▸ WHAT YOU HAVE TO DO
Recast every line of the listing below as a Markdown table with the columns "Row" and "Line," numbering the rows in order and skipping blank lines. Omit the pictures from the table.

▸ EXCERPTED RECORDS
(begin)

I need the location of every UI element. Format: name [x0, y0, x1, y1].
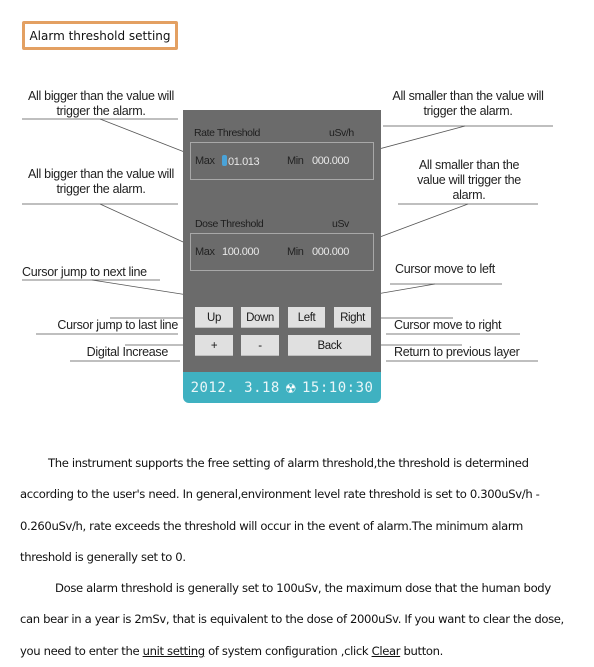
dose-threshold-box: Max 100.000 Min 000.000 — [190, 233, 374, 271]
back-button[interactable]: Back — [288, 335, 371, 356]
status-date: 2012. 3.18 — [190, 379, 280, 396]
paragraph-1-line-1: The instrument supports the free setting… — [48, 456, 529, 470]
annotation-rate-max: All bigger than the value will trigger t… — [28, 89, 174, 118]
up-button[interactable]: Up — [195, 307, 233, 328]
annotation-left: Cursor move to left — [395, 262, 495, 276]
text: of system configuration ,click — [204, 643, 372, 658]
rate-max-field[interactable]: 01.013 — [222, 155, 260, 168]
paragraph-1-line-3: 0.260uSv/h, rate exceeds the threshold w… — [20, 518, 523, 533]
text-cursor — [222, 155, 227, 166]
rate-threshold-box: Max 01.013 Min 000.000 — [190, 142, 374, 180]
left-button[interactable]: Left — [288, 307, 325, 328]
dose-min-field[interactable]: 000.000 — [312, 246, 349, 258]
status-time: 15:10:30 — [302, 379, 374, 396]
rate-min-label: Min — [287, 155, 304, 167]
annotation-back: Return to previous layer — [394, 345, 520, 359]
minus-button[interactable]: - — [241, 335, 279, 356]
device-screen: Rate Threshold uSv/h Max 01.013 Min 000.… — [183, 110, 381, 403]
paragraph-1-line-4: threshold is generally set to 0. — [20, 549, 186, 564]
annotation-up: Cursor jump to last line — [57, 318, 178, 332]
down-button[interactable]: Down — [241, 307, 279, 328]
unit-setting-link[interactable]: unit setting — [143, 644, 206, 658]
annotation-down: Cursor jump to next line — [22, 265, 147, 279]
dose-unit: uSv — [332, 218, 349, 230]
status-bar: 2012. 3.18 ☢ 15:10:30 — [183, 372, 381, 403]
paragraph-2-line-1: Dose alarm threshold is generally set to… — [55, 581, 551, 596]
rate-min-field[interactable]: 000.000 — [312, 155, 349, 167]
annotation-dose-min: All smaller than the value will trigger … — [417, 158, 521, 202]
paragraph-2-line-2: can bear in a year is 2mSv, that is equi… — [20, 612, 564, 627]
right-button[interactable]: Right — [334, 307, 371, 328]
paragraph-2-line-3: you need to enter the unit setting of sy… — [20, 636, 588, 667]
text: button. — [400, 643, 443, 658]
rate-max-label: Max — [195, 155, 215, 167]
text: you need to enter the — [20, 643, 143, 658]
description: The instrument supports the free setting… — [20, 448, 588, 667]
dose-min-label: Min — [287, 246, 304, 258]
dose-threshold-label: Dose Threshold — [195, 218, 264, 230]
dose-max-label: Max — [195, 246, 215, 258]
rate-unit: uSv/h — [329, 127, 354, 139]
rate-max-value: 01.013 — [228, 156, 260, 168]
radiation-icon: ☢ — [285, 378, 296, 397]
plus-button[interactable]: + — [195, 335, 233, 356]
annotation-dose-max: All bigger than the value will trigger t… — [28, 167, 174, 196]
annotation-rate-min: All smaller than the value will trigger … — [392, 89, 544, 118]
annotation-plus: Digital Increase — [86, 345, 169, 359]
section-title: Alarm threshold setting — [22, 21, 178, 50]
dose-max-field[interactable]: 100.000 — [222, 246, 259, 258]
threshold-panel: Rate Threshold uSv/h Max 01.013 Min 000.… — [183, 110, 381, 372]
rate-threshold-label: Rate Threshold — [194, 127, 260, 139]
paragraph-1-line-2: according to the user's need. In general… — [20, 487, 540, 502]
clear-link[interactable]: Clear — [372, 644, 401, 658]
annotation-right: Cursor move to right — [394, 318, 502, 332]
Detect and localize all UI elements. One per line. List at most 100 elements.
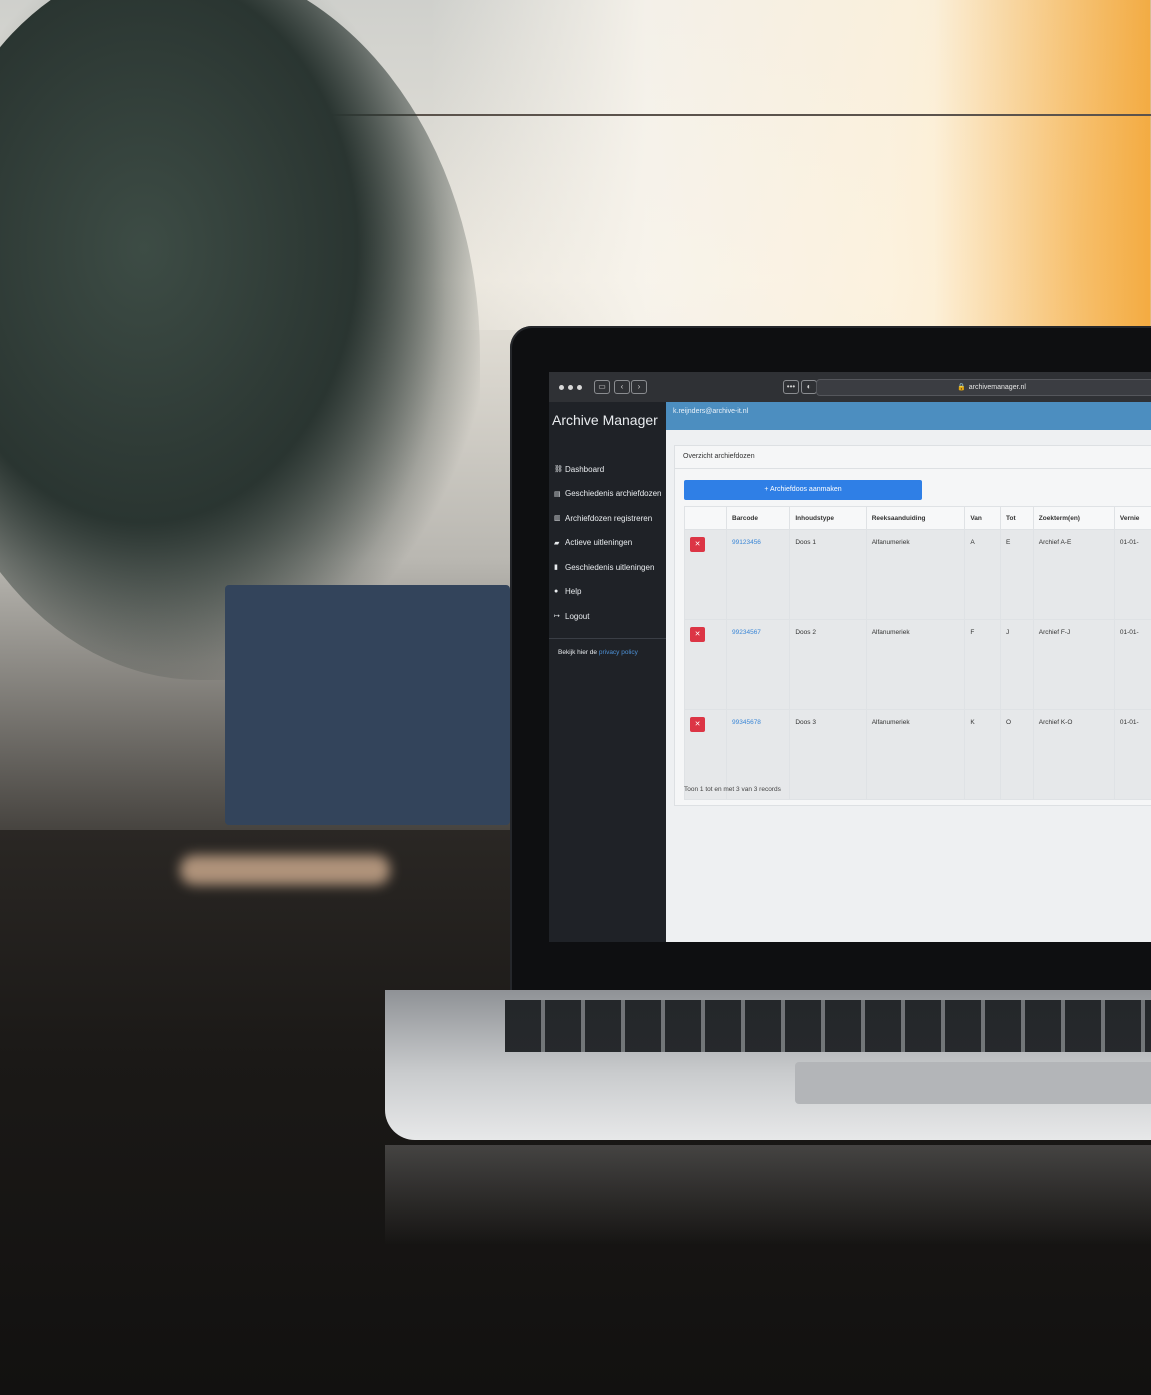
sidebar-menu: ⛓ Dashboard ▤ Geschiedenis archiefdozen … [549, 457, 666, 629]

(end)

▸ EXERCISE RESPONSE
| Row | Line |
|---|---|
| 1 | I need the location of every UI element. Format: name [x0, y0, x1, y1]. |
| 2 | dose-threshold-box: Max 100.000 Min 000.000 — [190, 233, 374, 271] |
| 3 | back-button[interactable]: Back — [288, 335, 371, 356] |
| 4 | status-date: 2012. 3.18 — [190, 379, 280, 396] |
| 5 | paragraph-1-line-1: The instrument supports the free setting… — [48, 456, 529, 470] |
| 6 | annotation-rate-max: All bigger than the value will trigger t… — [28, 89, 174, 118] |
| 7 | up-button[interactable]: Up — [195, 307, 233, 328] |
| 8 | annotation-left: Cursor move to left — [395, 262, 495, 276] |
| 9 | text: of system configuration ,click — [204, 643, 372, 658] |
| 10 | rate-max-field[interactable]: 01.013 — [222, 155, 260, 168] |
| 11 | paragraph-1-line-3: 0.260uSv/h, rate exceeds the threshold w… — [20, 518, 523, 533] |
| 12 | text-cursor — [222, 155, 227, 166] |
| 13 | rate-threshold-box: Max 01.013 Min 000.000 — [190, 142, 374, 180] |
| 14 | left-button[interactable]: Left — [288, 307, 325, 328] |
| 15 | dose-min-field[interactable]: 000.000 — [312, 246, 349, 258] |
| 16 | status-time: 15:10:30 — [302, 379, 374, 396] |
| 17 | rate-min-label: Min — [287, 155, 304, 167] |
| 18 | annotation-back: Return to previous layer — [394, 345, 520, 359] |
| 19 | minus-button[interactable]: - — [241, 335, 279, 356] |
| 20 | device-screen: Rate Threshold uSv/h Max 01.013 Min 000.… — [183, 110, 381, 403] |
| 21 | paragraph-1-line-4: threshold is generally set to 0. — [20, 549, 186, 564] |
| 22 | annotation-up: Cursor jump to last line — [57, 318, 178, 332] |
| 23 | down-button[interactable]: Down — [241, 307, 279, 328] |
| 24 | unit-setting-link[interactable]: unit setting — [143, 644, 206, 658] |
| 25 | annotation-down: Cursor jump to next line — [22, 265, 147, 279] |
| 26 | dose-unit: uSv — [332, 218, 349, 230] |
| 27 | status-bar: 2012. 3.18 ☢ 15:10:30 — [183, 372, 381, 403] |
| 28 | paragraph-2-line-1: Dose alarm threshold is generally set to… — [55, 581, 551, 596] |
| 29 | rate-min-field[interactable]: 000.000 — [312, 155, 349, 167] |
| 30 | annotation-dose-min: All smaller than the value will trigger … — [417, 158, 521, 202] |
| 31 | paragraph-2-line-2: can bear in a year is 2mSv, that is equi… — [20, 612, 564, 627] |
| 32 | right-button[interactable]: Right — [334, 307, 371, 328] |
| 33 | paragraph-2-line-3: you need to enter the unit setting of sy… — [20, 636, 588, 667] |
| 34 | text: button. — [400, 643, 443, 658] |
| 35 | rate-max-label: Max — [195, 155, 215, 167] |
| 36 | text: you need to enter the — [20, 643, 143, 658] |
| 37 | description: The instrument supports the free setting… — [20, 448, 588, 667] |
| 38 | dose-min-label: Min — [287, 246, 304, 258] |
| 39 | dose-threshold-label: Dose Threshold — [195, 218, 264, 230] |
| 40 | dose-max-label: Max — [195, 246, 215, 258] |
| 41 | rate-unit: uSv/h — [329, 127, 354, 139] |
| 42 | rate-max-value: 01.013 — [228, 156, 260, 168] |
| 43 | radiation-icon: ☢ — [285, 378, 296, 397] |
| 44 | plus-button[interactable]: + — [195, 335, 233, 356] |
| 45 | annotation-dose-max: All bigger than the value will trigger t… — [28, 167, 174, 196] |
| 46 | annotation-rate-min: All smaller than the value will trigger … — [392, 89, 544, 118] |
| 47 | annotation-plus: Digital Increase — [86, 345, 169, 359] |
| 48 | section-title: Alarm threshold setting — [22, 21, 178, 50] |
| 49 | dose-max-field[interactable]: 100.000 — [222, 246, 259, 258] |
| 50 | threshold-panel: Rate Threshold uSv/h Max 01.013 Min 000.… — [183, 110, 381, 372] |
| 51 | rate-threshold-label: Rate Threshold — [194, 127, 260, 139] |
| 52 | paragraph-1-line-2: according to the user's need. In general… — [20, 487, 540, 502] |
| 53 | clear-link[interactable]: Clear — [372, 644, 401, 658] |
| 54 | annotation-right: Cursor move to right — [394, 318, 502, 332] |
| 55 | Detect and localize all UI elements. One per line. List at most 100 elements. |
| 56 | sidebar-menu: ⛓ Dashboard ▤ Geschiedenis archiefdozen … [549, 457, 666, 629] |